▸ What to work on: Among the entries, which lines carry the string "ناقة"? Copy each of them.

▸ Records to process:
------------------------------------
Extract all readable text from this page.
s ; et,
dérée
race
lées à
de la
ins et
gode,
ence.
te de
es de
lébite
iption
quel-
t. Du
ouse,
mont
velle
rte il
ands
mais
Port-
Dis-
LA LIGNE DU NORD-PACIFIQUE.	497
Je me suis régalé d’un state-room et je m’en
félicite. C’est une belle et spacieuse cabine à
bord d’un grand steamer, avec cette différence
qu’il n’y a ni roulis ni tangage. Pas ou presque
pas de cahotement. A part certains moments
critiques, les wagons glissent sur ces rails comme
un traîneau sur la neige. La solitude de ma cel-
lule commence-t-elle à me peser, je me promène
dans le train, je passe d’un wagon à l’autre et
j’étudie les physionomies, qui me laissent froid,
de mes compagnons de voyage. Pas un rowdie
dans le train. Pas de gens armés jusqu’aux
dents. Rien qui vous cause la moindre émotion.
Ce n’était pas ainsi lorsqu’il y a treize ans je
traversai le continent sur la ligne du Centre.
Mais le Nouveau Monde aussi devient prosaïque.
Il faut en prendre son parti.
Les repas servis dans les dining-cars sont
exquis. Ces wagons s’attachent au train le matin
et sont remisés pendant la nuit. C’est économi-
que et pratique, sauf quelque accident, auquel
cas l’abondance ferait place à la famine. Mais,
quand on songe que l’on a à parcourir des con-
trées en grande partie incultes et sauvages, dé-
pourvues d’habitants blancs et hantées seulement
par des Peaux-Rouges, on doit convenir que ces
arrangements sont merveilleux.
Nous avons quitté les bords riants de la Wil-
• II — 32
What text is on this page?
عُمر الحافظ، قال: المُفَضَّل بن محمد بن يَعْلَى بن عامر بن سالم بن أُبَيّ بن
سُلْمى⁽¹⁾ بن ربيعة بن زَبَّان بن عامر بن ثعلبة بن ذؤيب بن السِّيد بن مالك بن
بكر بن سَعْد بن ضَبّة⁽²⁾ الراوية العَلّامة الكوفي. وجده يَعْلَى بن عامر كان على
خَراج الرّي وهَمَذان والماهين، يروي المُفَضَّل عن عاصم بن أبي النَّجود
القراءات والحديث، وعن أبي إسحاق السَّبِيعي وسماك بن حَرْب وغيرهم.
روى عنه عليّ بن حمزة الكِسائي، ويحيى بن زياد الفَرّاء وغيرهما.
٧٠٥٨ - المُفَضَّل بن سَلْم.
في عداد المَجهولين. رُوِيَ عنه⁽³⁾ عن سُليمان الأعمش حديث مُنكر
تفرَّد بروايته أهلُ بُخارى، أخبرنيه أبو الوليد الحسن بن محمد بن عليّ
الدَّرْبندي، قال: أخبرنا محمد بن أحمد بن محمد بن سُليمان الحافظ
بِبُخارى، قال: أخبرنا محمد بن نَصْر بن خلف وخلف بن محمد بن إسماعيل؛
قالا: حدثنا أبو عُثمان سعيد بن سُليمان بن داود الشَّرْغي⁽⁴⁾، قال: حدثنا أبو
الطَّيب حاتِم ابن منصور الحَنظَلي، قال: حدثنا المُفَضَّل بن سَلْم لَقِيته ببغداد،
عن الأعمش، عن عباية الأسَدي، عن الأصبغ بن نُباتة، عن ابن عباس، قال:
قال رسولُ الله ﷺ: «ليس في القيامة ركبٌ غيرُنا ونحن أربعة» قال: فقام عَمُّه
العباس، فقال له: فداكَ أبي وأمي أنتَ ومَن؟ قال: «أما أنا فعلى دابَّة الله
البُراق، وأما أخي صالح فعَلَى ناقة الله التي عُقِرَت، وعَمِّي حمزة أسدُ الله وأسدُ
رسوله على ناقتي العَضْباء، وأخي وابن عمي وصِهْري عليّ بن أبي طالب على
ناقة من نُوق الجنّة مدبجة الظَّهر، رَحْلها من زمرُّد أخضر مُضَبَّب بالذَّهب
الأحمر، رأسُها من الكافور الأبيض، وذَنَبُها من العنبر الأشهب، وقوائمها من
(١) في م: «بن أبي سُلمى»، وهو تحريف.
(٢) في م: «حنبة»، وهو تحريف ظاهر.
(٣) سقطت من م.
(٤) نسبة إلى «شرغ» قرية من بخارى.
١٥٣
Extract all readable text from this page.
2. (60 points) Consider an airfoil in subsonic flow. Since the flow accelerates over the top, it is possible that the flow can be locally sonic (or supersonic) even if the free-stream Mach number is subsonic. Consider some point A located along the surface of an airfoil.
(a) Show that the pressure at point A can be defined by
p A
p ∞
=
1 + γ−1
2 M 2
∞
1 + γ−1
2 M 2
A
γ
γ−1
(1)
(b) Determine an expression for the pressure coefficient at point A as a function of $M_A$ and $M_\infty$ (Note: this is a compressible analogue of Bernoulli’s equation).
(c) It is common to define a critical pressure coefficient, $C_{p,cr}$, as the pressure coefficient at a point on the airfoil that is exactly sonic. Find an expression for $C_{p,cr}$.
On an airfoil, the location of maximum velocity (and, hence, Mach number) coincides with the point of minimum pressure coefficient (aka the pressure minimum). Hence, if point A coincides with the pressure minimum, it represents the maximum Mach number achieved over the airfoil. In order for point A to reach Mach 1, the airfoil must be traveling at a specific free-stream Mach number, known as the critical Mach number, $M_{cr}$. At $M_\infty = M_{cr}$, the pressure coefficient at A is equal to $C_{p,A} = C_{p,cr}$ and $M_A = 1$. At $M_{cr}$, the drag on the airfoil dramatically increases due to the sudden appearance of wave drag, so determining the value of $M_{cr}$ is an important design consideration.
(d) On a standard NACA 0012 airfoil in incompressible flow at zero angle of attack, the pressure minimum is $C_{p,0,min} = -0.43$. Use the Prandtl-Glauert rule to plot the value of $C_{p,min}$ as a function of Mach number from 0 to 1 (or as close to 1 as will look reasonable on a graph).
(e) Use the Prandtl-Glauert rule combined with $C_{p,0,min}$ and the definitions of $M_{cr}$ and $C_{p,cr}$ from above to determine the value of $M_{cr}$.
------------------------------------
▸ Reply to the exercise:
البُراق، وأما أخي صالح فعَلَى ناقة الله التي عُقِرَت، وعَمِّي حمزة أسدُ الله وأسدُ
ناقة من نُوق الجنّة مدبجة الظَّهر، رَحْلها من زمرُّد أخضر مُضَبَّب بالذَّهب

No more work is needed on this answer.